:: Exercise prompt ::
Line by line, copy the data below exactly.

:: Recorded data ::

+---+

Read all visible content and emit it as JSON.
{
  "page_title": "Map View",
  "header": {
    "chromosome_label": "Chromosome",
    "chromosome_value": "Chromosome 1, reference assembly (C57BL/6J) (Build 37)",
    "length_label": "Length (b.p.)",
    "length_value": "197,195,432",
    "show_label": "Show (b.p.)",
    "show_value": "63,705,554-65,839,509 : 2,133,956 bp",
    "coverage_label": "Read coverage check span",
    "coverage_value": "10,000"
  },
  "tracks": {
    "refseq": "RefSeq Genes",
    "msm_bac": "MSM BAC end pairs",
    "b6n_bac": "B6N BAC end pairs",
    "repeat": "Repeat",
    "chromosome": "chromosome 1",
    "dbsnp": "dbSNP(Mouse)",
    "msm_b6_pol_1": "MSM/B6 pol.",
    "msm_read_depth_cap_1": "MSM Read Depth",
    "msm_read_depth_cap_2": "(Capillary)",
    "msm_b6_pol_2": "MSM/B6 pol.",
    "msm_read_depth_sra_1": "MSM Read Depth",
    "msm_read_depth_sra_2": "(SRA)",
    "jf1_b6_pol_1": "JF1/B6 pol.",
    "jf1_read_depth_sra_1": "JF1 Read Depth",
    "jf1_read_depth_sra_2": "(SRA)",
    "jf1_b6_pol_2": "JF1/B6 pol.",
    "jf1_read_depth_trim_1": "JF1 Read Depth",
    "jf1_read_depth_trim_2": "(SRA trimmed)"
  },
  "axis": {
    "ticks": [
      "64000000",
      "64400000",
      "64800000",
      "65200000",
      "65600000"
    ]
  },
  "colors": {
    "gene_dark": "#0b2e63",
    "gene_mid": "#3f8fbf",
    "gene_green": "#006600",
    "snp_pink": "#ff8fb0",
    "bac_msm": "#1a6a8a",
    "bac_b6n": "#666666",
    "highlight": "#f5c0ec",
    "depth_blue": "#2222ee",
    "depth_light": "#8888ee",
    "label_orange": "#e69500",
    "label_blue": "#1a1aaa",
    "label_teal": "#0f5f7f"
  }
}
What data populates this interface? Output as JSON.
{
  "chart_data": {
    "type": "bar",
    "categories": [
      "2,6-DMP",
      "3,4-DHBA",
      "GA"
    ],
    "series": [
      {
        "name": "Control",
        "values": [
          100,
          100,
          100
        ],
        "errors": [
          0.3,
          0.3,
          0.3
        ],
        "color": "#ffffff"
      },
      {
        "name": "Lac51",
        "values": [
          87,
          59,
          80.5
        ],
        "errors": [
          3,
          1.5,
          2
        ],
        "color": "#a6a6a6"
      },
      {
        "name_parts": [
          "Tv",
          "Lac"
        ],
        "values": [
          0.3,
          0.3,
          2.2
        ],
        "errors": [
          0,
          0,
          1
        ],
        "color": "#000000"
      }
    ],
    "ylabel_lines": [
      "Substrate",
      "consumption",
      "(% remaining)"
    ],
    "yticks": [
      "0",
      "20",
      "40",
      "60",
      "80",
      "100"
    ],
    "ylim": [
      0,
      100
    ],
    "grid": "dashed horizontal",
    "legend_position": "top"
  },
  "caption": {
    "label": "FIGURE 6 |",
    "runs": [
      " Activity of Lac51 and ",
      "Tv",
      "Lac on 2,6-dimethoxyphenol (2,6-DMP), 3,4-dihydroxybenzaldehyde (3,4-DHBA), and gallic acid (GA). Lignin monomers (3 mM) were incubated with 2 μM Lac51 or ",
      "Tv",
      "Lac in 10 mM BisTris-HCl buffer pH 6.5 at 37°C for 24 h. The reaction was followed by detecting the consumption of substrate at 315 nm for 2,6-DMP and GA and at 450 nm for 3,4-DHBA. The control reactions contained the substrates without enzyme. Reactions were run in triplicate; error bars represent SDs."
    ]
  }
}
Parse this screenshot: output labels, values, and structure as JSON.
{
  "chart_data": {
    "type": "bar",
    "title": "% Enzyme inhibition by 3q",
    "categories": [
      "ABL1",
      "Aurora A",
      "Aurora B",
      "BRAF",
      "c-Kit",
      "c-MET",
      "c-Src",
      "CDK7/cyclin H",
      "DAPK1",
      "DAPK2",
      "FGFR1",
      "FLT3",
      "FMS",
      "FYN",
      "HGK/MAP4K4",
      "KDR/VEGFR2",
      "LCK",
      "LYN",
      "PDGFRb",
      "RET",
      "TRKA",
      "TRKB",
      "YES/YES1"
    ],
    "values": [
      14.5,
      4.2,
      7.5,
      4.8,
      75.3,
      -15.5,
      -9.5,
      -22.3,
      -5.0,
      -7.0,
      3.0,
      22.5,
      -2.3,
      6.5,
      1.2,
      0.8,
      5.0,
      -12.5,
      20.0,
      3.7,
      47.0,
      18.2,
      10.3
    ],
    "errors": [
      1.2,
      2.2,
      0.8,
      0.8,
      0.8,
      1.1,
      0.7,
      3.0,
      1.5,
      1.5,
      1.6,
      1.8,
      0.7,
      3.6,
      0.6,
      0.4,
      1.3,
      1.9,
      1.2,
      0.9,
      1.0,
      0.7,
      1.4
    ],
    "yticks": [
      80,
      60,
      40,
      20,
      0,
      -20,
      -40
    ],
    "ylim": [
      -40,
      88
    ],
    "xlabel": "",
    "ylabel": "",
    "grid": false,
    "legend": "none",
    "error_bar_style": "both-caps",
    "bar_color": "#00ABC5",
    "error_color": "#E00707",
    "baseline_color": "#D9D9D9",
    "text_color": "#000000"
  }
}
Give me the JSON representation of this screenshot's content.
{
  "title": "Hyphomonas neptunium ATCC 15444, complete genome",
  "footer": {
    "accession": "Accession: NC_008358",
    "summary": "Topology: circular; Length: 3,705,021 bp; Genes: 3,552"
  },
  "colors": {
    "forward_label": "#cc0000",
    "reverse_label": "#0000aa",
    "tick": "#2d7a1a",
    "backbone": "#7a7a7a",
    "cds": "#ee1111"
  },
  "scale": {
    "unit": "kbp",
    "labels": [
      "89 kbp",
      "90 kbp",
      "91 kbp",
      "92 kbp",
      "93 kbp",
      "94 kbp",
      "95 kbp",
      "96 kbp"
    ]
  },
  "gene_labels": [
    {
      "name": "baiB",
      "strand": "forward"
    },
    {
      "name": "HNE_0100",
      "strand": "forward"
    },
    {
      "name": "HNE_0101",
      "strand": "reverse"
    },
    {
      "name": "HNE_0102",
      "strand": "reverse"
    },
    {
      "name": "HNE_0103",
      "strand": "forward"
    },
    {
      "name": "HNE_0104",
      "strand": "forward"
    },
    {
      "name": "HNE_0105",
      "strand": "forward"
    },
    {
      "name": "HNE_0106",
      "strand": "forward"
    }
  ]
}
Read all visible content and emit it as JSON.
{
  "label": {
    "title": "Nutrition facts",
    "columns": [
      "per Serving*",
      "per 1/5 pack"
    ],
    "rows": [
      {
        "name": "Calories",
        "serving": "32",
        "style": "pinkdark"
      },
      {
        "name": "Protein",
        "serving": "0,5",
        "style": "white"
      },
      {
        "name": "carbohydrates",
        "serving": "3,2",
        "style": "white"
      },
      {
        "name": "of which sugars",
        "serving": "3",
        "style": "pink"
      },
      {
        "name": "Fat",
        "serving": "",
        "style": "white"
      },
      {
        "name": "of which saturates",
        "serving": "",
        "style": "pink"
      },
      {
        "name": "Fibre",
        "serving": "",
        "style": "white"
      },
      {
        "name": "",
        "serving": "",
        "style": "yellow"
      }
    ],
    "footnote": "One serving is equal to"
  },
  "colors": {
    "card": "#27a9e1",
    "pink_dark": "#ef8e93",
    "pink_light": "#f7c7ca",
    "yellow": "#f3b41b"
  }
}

+---+

:: Exercise result ::
Read all visible content and emit it as JSON.
{
  "page_title": "Map View",
  "header": {
    "chromosome_label": "Chromosome",
    "chromosome_value": "Chromosome 1, reference assembly (C57BL/6J) (Build 37)",
    "length_label": "Length (b.p.)",
    "length_value": "197,195,432",
    "show_label": "Show (b.p.)",
    "show_value": "63,705,554-65,839,509 : 2,133,956 bp",
    "coverage_label": "Read coverage check span",
    "coverage_value": "10,000"
  },
  "tracks": {
    "refseq": "RefSeq Genes",
    "msm_bac": "MSM BAC end pairs",
    "b6n_bac": "B6N BAC end pairs",
    "repeat": "Repeat",
    "chromosome": "chromosome 1",
    "dbsnp": "dbSNP(Mouse)",
    "msm_b6_pol_1": "MSM/B6 pol.",
    "msm_read_depth_cap_1": "MSM Read Depth",
    "msm_read_depth_cap_2": "(Capillary)",
    "msm_b6_pol_2": "MSM/B6 pol.",
    "msm_read_depth_sra_1": "MSM Read Depth",
    "msm_read_depth_sra_2": "(SRA)",
    "jf1_b6_pol_1": "JF1/B6 pol.",
    "jf1_read_depth_sra_1": "JF1 Read Depth",
    "jf1_read_depth_sra_2": "(SRA)",
    "jf1_b6_pol_2": "JF1/B6 pol.",
    "jf1_read_depth_trim_1": "JF1 Read Depth",
    "jf1_read_depth_trim_2": "(SRA trimmed)"
  },
  "axis": {
    "ticks": [
      "64000000",
      "64400000",
      "64800000",
      "65200000",
      "65600000"
    ]
  },
  "colors": {
    "gene_dark": "#0b2e63",
    "gene_mid": "#3f8fbf",
    "gene_green": "#006600",
    "snp_pink": "#ff8fb0",
    "bac_msm": "#1a6a8a",
    "bac_b6n": "#666666",
    "highlight": "#f5c0ec",
    "depth_blue": "#2222ee",
    "depth_light": "#8888ee",
    "label_orange": "#e69500",
    "label_blue": "#1a1aaa",
    "label_teal": "#0f5f7f"
  }
}
What data populates this interface? Output as JSON.
{
  "chart_data": {
    "type": "bar",
    "categories": [
      "2,6-DMP",
      "3,4-DHBA",
      "GA"
    ],
    "series": [
      {
        "name": "Control",
        "values": [
          100,
          100,
          100
        ],
        "errors": [
          0.3,
          0.3,
          0.3
        ],
        "color": "#ffffff"
      },
      {
        "name": "Lac51",
        "values": [
          87,
          59,
          80.5
        ],
        "errors": [
          3,
          1.5,
          2
        ],
        "color": "#a6a6a6"
      },
      {
        "name_parts": [
          "Tv",
          "Lac"
        ],
        "values": [
          0.3,
          0.3,
          2.2
        ],
        "errors": [
          0,
          0,
          1
        ],
        "color": "#000000"
      }
    ],
    "ylabel_lines": [
      "Substrate",
      "consumption",
      "(% remaining)"
    ],
    "yticks": [
      "0",
      "20",
      "40",
      "60",
      "80",
      "100"
    ],
    "ylim": [
      0,
      100
    ],
    "grid": "dashed horizontal",
    "legend_position": "top"
  },
  "caption": {
    "label": "FIGURE 6 |",
    "runs": [
      " Activity of Lac51 and ",
      "Tv",
      "Lac on 2,6-dimethoxyphenol (2,6-DMP), 3,4-dihydroxybenzaldehyde (3,4-DHBA), and gallic acid (GA). Lignin monomers (3 mM) were incubated with 2 μM Lac51 or ",
      "Tv",
      "Lac in 10 mM BisTris-HCl buffer pH 6.5 at 37°C for 24 h. The reaction was followed by detecting the consumption of substrate at 315 nm for 2,6-DMP and GA and at 450 nm for 3,4-DHBA. The control reactions contained the substrates without enzyme. Reactions were run in triplicate; error bars represent SDs."
    ]
  }
}
Parse this screenshot: output labels, values, and structure as JSON.
{
  "chart_data": {
    "type": "bar",
    "title": "% Enzyme inhibition by 3q",
    "categories": [
      "ABL1",
      "Aurora A",
      "Aurora B",
      "BRAF",
      "c-Kit",
      "c-MET",
      "c-Src",
      "CDK7/cyclin H",
      "DAPK1",
      "DAPK2",
      "FGFR1",
      "FLT3",
      "FMS",
      "FYN",
      "HGK/MAP4K4",
      "KDR/VEGFR2",
      "LCK",
      "LYN",
      "PDGFRb",
      "RET",
      "TRKA",
      "TRKB",
      "YES/YES1"
    ],
    "values": [
      14.5,
      4.2,
      7.5,
      4.8,
      75.3,
      -15.5,
      -9.5,
      -22.3,
      -5.0,
      -7.0,
      3.0,
      22.5,
      -2.3,
      6.5,
      1.2,
      0.8,
      5.0,
      -12.5,
      20.0,
      3.7,
      47.0,
      18.2,
      10.3
    ],
    "errors": [
      1.2,
      2.2,
      0.8,
      0.8,
      0.8,
      1.1,
      0.7,
      3.0,
      1.5,
      1.5,
      1.6,
      1.8,
      0.7,
      3.6,
      0.6,
      0.4,
      1.3,
      1.9,
      1.2,
      0.9,
      1.0,
      0.7,
      1.4
    ],
    "yticks": [
      80,
      60,
      40,
      20,
      0,
      -20,
      -40
    ],
    "ylim": [
      -40,
      88
    ],
    "xlabel": "",
    "ylabel": "",
    "grid": false,
    "legend": "none",
    "error_bar_style": "both-caps",
    "bar_color": "#00ABC5",
    "error_color": "#E00707",
    "baseline_color": "#D9D9D9",
    "text_color": "#000000"
  }
}
Give me the JSON representation of this screenshot's content.
{
  "title": "Hyphomonas neptunium ATCC 15444, complete genome",
  "footer": {
    "accession": "Accession: NC_008358",
    "summary": "Topology: circular; Length: 3,705,021 bp; Genes: 3,552"
  },
  "colors": {
    "forward_label": "#cc0000",
    "reverse_label": "#0000aa",
    "tick": "#2d7a1a",
    "backbone": "#7a7a7a",
    "cds": "#ee1111"
  },
  "scale": {
    "unit": "kbp",
    "labels": [
      "89 kbp",
      "90 kbp",
      "91 kbp",
      "92 kbp",
      "93 kbp",
      "94 kbp",
      "95 kbp",
      "96 kbp"
    ]
  },
  "gene_labels": [
    {
      "name": "baiB",
      "strand": "forward"
    },
    {
      "name": "HNE_0100",
      "strand": "forward"
    },
    {
      "name": "HNE_0101",
      "strand": "reverse"
    },
    {
      "name": "HNE_0102",
      "strand": "reverse"
    },
    {
      "name": "HNE_0103",
      "strand": "forward"
    },
    {
      "name": "HNE_0104",
      "strand": "forward"
    },
    {
      "name": "HNE_0105",
      "strand": "forward"
    },
    {
      "name": "HNE_0106",
      "strand": "forward"
    }
  ]
}
Read all visible content and emit it as JSON.
{
  "label": {
    "title": "Nutrition facts",
    "columns": [
      "per Serving*",
      "per 1/5 pack"
    ],
    "rows": [
      {
        "name": "Calories",
        "serving": "32",
        "style": "pinkdark"
      },
      {
        "name": "Protein",
        "serving": "0,5",
        "style": "white"
      },
      {
        "name": "carbohydrates",
        "serving": "3,2",
        "style": "white"
      },
      {
        "name": "of which sugars",
        "serving": "3",
        "style": "pink"
      },
      {
        "name": "Fat",
        "serving": "",
        "style": "white"
      },
      {
        "name": "of which saturates",
        "serving": "",
        "style": "pink"
      },
      {
        "name": "Fibre",
        "serving": "",
        "style": "white"
      },
      {
        "name": "",
        "serving": "",
        "style": "yellow"
      }
    ],
    "footnote": "One serving is equal to"
  },
  "colors": {
    "card": "#27a9e1",
    "pink_dark": "#ef8e93",
    "pink_light": "#f7c7ca",
    "yellow": "#f3b41b"
  }
}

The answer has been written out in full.